## TASK
In the data below, locate each line with the word "JSON" and list it.

## Stored entries
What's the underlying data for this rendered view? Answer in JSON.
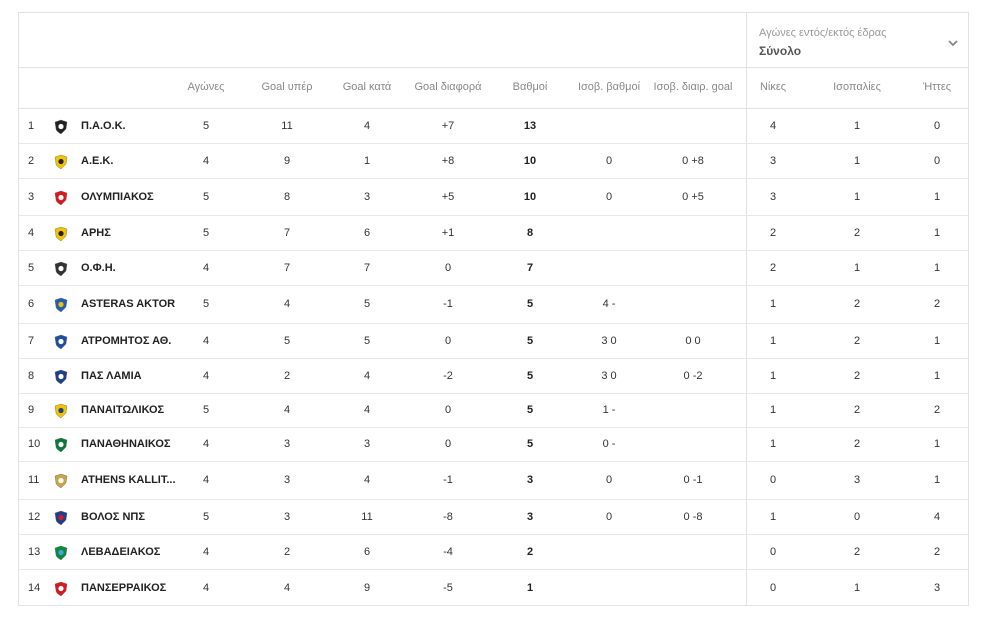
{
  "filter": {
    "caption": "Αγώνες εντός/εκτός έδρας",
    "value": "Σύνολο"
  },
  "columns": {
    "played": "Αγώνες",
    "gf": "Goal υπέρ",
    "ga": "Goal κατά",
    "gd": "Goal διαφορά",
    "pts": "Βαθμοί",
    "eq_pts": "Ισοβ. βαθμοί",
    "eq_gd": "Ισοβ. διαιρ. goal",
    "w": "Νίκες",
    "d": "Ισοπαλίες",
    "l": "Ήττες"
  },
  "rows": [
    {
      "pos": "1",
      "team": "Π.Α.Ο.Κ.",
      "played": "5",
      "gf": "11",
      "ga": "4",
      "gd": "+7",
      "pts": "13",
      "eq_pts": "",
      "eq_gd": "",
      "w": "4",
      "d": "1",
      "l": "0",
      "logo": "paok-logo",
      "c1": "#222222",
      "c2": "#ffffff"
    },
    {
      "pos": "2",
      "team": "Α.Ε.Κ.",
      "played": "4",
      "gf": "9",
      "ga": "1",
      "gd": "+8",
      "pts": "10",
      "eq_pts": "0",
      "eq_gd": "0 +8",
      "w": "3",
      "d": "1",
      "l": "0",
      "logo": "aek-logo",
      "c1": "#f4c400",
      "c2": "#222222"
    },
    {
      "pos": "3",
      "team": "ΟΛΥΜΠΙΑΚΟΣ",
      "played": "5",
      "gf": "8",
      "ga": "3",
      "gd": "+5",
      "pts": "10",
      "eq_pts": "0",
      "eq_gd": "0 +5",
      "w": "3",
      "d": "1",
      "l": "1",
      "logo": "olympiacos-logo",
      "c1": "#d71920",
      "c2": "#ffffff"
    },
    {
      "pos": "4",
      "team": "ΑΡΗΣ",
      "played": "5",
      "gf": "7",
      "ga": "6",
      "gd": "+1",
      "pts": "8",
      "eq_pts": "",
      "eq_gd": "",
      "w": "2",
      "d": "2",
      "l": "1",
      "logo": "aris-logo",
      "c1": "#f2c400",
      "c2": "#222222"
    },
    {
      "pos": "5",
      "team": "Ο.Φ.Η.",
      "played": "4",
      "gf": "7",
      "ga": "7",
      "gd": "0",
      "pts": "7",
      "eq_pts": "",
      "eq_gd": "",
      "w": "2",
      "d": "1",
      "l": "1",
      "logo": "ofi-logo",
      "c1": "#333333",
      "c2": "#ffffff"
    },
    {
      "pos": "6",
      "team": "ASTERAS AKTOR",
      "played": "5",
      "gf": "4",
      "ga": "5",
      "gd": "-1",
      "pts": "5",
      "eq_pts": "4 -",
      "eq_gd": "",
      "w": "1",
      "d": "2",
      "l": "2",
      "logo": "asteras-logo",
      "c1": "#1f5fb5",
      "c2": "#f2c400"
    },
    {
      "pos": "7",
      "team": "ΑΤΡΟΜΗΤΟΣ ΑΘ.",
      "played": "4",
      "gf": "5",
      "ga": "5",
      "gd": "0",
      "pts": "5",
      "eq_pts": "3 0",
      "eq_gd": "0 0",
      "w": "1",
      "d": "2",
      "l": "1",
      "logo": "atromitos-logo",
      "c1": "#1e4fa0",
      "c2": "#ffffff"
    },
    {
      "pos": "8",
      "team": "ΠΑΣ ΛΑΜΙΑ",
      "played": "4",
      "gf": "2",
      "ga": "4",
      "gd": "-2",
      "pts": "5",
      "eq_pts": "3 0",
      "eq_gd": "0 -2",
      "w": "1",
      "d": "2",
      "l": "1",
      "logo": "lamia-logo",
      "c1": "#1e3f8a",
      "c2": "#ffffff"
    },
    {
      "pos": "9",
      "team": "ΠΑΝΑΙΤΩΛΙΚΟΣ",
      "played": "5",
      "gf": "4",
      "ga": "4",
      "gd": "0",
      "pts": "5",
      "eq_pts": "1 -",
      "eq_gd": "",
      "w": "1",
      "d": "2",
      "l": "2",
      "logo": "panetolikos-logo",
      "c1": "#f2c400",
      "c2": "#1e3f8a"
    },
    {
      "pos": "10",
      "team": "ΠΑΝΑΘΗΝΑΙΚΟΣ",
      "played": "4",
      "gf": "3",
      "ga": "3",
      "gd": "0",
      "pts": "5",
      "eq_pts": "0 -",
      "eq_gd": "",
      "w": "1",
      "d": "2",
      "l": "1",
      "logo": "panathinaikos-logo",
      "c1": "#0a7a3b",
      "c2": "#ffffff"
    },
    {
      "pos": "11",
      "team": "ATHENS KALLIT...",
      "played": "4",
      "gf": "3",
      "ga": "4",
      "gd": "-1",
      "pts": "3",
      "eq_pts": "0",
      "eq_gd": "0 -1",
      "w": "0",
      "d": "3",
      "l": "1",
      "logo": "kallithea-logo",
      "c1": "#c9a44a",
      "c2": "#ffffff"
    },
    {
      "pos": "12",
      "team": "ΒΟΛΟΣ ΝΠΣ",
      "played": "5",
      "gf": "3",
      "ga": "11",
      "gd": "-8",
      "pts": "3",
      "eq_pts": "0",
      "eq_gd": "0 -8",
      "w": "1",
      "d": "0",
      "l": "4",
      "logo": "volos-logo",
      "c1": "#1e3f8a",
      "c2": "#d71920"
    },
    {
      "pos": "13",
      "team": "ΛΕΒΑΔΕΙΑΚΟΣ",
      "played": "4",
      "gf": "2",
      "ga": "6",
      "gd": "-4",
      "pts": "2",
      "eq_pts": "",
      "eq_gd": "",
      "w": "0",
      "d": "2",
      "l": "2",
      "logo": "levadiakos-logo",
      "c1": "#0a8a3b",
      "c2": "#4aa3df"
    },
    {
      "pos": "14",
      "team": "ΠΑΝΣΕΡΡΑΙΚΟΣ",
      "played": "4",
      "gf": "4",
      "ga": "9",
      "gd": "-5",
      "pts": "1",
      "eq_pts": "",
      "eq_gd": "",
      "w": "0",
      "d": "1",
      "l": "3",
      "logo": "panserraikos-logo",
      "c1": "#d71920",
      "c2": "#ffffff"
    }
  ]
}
--
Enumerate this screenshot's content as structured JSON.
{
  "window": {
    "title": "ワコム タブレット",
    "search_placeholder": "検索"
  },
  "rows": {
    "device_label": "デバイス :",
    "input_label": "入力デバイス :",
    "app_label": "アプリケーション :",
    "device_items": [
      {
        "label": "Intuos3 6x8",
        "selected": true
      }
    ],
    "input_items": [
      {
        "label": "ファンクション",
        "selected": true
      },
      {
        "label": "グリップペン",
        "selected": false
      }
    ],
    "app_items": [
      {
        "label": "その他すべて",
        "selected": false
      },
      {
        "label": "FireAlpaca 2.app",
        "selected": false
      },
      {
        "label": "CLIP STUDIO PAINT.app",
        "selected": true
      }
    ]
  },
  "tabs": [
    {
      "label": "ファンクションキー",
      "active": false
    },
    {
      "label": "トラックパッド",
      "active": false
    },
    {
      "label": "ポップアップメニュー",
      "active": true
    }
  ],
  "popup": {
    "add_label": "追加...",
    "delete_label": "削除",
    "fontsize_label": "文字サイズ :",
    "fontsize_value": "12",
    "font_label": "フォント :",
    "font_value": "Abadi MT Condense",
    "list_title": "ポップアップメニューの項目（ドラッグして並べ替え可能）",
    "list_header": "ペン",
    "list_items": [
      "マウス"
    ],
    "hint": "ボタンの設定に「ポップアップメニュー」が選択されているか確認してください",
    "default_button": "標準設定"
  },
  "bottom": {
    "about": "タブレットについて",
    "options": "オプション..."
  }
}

## FINISHED ANSWER
What's the underlying data for this rendered view? Answer in JSON.
Enumerate this screenshot's content as structured JSON.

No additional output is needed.